Saved data entries:
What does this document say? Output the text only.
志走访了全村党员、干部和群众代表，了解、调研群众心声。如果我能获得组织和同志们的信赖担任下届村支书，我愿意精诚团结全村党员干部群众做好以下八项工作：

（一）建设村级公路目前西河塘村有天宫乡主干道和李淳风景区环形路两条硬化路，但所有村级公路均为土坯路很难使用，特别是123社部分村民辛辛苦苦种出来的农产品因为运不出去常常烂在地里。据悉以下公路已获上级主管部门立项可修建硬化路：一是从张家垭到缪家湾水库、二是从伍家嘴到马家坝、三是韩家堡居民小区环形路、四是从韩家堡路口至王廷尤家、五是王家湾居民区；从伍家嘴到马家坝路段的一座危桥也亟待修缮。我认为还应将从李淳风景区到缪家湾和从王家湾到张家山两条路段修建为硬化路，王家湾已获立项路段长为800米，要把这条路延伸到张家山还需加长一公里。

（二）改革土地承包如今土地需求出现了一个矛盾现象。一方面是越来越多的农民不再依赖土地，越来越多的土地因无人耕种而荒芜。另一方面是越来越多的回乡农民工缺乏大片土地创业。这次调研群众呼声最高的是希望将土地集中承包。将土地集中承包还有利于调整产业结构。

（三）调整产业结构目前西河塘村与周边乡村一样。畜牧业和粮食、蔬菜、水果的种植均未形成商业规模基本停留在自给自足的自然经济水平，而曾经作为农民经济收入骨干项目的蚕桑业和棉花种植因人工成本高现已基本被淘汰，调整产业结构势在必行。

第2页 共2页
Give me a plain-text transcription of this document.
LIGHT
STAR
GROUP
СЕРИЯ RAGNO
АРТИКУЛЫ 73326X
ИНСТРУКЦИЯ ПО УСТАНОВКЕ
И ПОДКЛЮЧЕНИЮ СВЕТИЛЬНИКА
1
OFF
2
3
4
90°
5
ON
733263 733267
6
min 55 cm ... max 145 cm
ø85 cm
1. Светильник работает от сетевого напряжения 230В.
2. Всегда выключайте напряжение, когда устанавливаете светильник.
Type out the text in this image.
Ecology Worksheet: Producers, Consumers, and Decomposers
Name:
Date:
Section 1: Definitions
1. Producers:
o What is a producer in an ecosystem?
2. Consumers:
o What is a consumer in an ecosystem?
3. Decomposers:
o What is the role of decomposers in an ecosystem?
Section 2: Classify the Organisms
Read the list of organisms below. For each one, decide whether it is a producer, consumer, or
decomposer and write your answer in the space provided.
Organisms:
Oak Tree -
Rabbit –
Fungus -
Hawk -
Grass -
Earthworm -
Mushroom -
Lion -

Aim of the exercise: Exact copies of all the records are required.

Problem solution:
What does this document say? Output the text only.
志走访了全村党员、干部和群众代表，了解、调研群众心声。如果我能获得组织和同志们的信赖担任下届村支书，我愿意精诚团结全村党员干部群众做好以下八项工作：

（一）建设村级公路目前西河塘村有天宫乡主干道和李淳风景区环形路两条硬化路，但所有村级公路均为土坯路很难使用，特别是123社部分村民辛辛苦苦种出来的农产品因为运不出去常常烂在地里。据悉以下公路已获上级主管部门立项可修建硬化路：一是从张家垭到缪家湾水库、二是从伍家嘴到马家坝、三是韩家堡居民小区环形路、四是从韩家堡路口至王廷尤家、五是王家湾居民区；从伍家嘴到马家坝路段的一座危桥也亟待修缮。我认为还应将从李淳风景区到缪家湾和从王家湾到张家山两条路段修建为硬化路，王家湾已获立项路段长为800米，要把这条路延伸到张家山还需加长一公里。

（二）改革土地承包如今土地需求出现了一个矛盾现象。一方面是越来越多的农民不再依赖土地，越来越多的土地因无人耕种而荒芜。另一方面是越来越多的回乡农民工缺乏大片土地创业。这次调研群众呼声最高的是希望将土地集中承包。将土地集中承包还有利于调整产业结构。

（三）调整产业结构目前西河塘村与周边乡村一样。畜牧业和粮食、蔬菜、水果的种植均未形成商业规模基本停留在自给自足的自然经济水平，而曾经作为农民经济收入骨干项目的蚕桑业和棉花种植因人工成本高现已基本被淘汰，调整产业结构势在必行。

第2页 共2页
Give me a plain-text transcription of this document.
LIGHT
STAR
GROUP
СЕРИЯ RAGNO
АРТИКУЛЫ 73326X
ИНСТРУКЦИЯ ПО УСТАНОВКЕ
И ПОДКЛЮЧЕНИЮ СВЕТИЛЬНИКА
1
OFF
2
3
4
90°
5
ON
733263 733267
6
min 55 cm ... max 145 cm
ø85 cm
1. Светильник работает от сетевого напряжения 230В.
2. Всегда выключайте напряжение, когда устанавливаете светильник.
Type out the text in this image.
Ecology Worksheet: Producers, Consumers, and Decomposers
Name:
Date:
Section 1: Definitions
1. Producers:
o What is a producer in an ecosystem?
2. Consumers:
o What is a consumer in an ecosystem?
3. Decomposers:
o What is the role of decomposers in an ecosystem?
Section 2: Classify the Organisms
Read the list of organisms below. For each one, decide whether it is a producer, consumer, or
decomposer and write your answer in the space provided.
Organisms:
Oak Tree -
Rabbit –
Fungus -
Hawk -
Grass -
Earthworm -
Mushroom -
Lion -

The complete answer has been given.